A run of records:
------------------------------
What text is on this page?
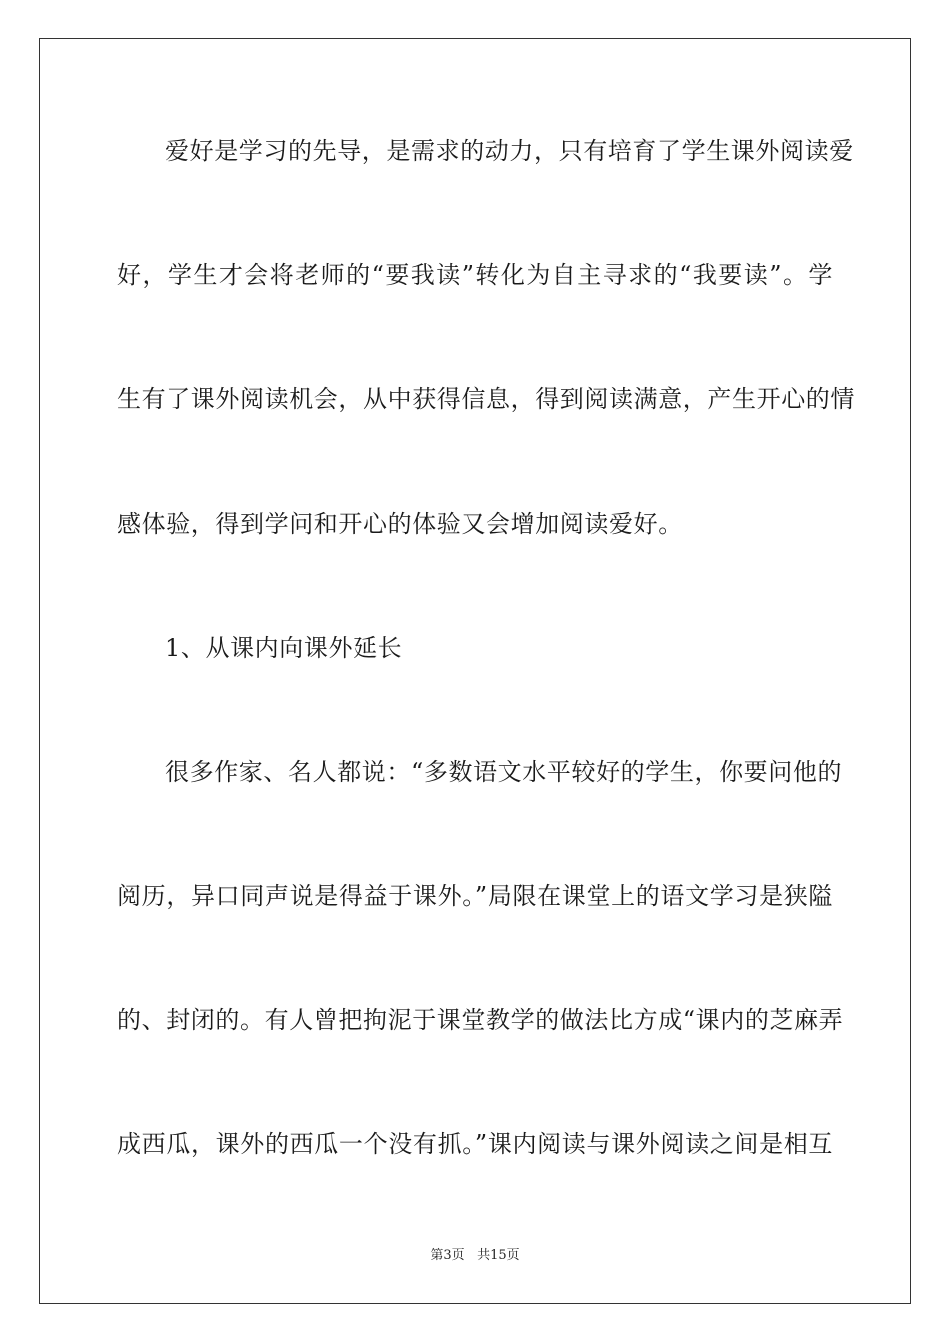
爱好是学习的先导，是需求的动力，只有培育了学生课外阅读爱
好，学生才会将老师的“要我读”转化为自主寻求的“我要读”。学
生有了课外阅读机会，从中获得信息，得到阅读满意，产生开心的情
感体验，得到学问和开心的体验又会增加阅读爱好。
1、从课内向课外延长
很多作家、名人都说：“多数语文水平较好的学生，你要问他的
阅历，异口同声说是得益于课外。”局限在课堂上的语文学习是狭隘
的、封闭的。有人曾把拘泥于课堂教学的做法比方成“课内的芝麻弄
成西瓜，课外的西瓜一个没有抓。”课内阅读与课外阅读之间是相互
第3页 共15页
------------------------------
▸ **REQUIRED WORK**
Your task is to set down the records shown above exactly, minus any pictures.

▸ **WRITTEN SOLUTION**
What text is on this page?
爱好是学习的先导，是需求的动力，只有培育了学生课外阅读爱
好，学生才会将老师的“要我读”转化为自主寻求的“我要读”。学
生有了课外阅读机会，从中获得信息，得到阅读满意，产生开心的情
感体验，得到学问和开心的体验又会增加阅读爱好。
1、从课内向课外延长
很多作家、名人都说：“多数语文水平较好的学生，你要问他的
阅历，异口同声说是得益于课外。”局限在课堂上的语文学习是狭隘
的、封闭的。有人曾把拘泥于课堂教学的做法比方成“课内的芝麻弄
成西瓜，课外的西瓜一个没有抓。”课内阅读与课外阅读之间是相互
第3页 共15页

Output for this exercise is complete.